## Exercise instructions
A – In the article about Sen. Rick Scott's midterm prediction, how much did consumer prices rise in the year ending in September?
B – Extend the article about Sen. Rick Scott's midterm prediction, picking up after its final sentence.

## Source text
National Republican Senatorial Committee Chairman Sen. Rick Scott (R-Fla.) on Sunday predicted Democrats will get a “rude awakening” on Election Day, anticipating Republicans cruising to a majority in the upper chamber on issues like inflation and crime.

“I think the Democrats are going to get a rude awakening on Nov. 8 that high inflation, high crime, open border is not what the American public wants,” Scott told ABC “This Week” co-anchor Martha Raddatz.

The economy and inflation has consistently ranked as a top issue for voters as the midterms approach, providing a major political liability for Democrats as they attempt to maintain their razor-thin majorities in the House and Senate.

Annual inflation has hit a 40-year high, and although price gains have since eased slightly, consumer prices still remain elevated and rose 8.2 percent in the year ending in September.

Republicans have consistently portrayed Democrats as soft on crime and criticized the Biden administration’s immigration policies in their midterm messaging, while Democrats have looked to court voters by stressing issues like abortion.

If the GOP takes control of either chamber, the party is expected to pursue a variety of investigations into the Biden administration, with the targets ranging from his son, Hunter Biden, to White House chief medical advisor Anthony Fauci.

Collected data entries
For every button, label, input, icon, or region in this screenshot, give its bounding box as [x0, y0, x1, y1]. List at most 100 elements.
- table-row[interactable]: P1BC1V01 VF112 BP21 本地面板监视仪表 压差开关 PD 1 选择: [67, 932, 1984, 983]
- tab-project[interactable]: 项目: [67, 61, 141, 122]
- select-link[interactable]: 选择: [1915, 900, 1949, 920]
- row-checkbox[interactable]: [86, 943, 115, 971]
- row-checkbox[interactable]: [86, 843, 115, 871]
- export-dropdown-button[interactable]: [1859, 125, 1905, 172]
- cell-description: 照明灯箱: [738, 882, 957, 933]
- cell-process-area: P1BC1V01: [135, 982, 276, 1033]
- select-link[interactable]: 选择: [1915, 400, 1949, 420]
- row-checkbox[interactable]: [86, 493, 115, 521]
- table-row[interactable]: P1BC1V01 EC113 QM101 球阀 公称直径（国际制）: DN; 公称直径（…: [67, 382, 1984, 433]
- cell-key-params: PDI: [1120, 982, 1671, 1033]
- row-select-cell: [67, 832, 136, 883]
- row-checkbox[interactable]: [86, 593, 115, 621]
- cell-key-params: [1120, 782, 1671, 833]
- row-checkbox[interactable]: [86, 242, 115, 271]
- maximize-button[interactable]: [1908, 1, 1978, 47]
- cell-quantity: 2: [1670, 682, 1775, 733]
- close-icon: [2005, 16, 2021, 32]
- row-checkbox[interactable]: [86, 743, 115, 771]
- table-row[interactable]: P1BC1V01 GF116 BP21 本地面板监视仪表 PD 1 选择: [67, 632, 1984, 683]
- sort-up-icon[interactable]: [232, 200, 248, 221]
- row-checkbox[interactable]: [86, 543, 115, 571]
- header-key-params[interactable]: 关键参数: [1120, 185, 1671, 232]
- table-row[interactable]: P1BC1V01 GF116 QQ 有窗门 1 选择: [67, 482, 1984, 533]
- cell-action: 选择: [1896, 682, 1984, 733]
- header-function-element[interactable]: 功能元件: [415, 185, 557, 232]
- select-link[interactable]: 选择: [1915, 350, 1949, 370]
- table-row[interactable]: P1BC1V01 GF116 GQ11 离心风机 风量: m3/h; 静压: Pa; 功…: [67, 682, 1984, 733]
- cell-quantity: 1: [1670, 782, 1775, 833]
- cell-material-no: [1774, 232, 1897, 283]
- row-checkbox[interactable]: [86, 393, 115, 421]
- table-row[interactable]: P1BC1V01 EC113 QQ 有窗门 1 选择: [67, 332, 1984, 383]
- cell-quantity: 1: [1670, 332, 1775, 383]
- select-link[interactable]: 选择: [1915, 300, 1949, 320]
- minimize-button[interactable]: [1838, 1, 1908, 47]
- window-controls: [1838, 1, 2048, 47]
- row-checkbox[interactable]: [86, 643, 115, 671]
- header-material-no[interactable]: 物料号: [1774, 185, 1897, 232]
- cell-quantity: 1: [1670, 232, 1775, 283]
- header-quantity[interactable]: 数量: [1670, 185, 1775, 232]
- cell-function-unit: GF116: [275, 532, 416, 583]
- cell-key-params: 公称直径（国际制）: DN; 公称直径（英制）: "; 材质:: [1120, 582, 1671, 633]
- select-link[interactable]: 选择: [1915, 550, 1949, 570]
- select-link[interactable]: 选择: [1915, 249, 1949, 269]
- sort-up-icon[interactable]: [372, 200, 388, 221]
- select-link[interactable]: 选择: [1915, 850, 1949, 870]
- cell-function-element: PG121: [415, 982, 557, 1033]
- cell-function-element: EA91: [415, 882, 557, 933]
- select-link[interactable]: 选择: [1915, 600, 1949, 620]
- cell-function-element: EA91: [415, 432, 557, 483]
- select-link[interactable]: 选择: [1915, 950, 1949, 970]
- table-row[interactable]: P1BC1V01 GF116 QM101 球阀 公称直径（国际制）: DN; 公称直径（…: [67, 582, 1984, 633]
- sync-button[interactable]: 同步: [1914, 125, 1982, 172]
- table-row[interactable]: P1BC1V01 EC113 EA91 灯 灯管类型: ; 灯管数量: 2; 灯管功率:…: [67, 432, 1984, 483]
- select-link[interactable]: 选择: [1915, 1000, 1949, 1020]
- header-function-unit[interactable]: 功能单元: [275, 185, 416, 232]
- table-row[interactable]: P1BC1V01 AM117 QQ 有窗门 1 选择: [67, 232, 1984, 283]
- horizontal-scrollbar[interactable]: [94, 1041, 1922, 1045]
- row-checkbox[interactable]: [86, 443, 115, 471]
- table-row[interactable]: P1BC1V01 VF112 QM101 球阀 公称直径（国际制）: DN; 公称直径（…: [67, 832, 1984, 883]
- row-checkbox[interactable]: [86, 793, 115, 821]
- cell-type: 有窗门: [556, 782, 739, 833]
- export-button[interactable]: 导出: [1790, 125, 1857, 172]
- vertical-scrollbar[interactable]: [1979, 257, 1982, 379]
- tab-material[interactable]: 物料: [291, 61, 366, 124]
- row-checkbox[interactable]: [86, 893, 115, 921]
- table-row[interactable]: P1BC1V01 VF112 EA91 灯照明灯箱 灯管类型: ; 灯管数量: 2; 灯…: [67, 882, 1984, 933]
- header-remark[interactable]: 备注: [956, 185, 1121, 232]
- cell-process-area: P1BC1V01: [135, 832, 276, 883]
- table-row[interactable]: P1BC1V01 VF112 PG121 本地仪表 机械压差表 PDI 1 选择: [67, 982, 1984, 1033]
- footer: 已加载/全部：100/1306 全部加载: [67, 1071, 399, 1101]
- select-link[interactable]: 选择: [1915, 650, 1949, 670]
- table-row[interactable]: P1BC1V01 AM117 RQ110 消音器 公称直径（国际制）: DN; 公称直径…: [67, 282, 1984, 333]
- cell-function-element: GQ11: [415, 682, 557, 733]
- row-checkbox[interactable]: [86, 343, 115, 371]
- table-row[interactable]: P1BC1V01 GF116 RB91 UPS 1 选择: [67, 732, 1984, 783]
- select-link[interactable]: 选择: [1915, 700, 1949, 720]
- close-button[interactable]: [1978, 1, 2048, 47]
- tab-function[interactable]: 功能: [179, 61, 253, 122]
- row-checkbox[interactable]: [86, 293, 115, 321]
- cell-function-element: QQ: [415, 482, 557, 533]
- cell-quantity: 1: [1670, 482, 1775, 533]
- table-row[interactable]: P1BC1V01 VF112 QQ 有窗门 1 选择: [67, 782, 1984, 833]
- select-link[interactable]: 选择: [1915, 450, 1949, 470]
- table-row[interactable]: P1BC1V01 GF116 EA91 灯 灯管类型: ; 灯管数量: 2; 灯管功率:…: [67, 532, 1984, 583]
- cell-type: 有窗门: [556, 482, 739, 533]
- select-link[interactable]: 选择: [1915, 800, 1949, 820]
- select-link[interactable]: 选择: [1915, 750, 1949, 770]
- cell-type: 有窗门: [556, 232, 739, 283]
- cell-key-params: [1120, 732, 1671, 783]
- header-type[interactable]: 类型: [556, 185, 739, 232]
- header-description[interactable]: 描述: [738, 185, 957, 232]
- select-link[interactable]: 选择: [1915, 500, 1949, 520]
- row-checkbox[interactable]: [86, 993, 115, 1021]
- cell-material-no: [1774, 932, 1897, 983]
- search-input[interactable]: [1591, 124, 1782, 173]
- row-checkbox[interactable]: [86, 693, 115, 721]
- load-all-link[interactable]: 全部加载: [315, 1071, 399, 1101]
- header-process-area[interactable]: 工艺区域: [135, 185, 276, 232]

## Responses by task
A – 8.2 percent

B –
But when asked what those investigations would look like under a Republican-controlled Congress on Sunday, Scott sidestepped the question and focused on policy objectives instead, saying Republicans would pass “good legislation” that he hoped Biden would sign.

“What you hope is that we figure out how to get inflation down, and that means we have to live within our means,” Scott said on ABC. 

“What you hope is that we get a secure border,” he added. “We can get some immigration reform done but you can’t do it without a secure border. You hope that we start supporting our law enforcement. I know Republicans do, I hope the Democrats start doing this.”

Scott earlier this year released a policy agenda outlining potential Republican policy proposals, including a controversial provision that would sunset all federal legislation every five years without additional congressional action.

Democrats have seized on the plan to convince voters that Republicans plan to cut Social Security and Medicare benefits, which Scott and other Republicans have rejected.

Scott’s plan also sparked tension with Senate Minority Leader Mitch McConnell (R-Ky.), who was eager to portray the elections as a referendum on Democrats rather than focusing on GOP policy initiatives.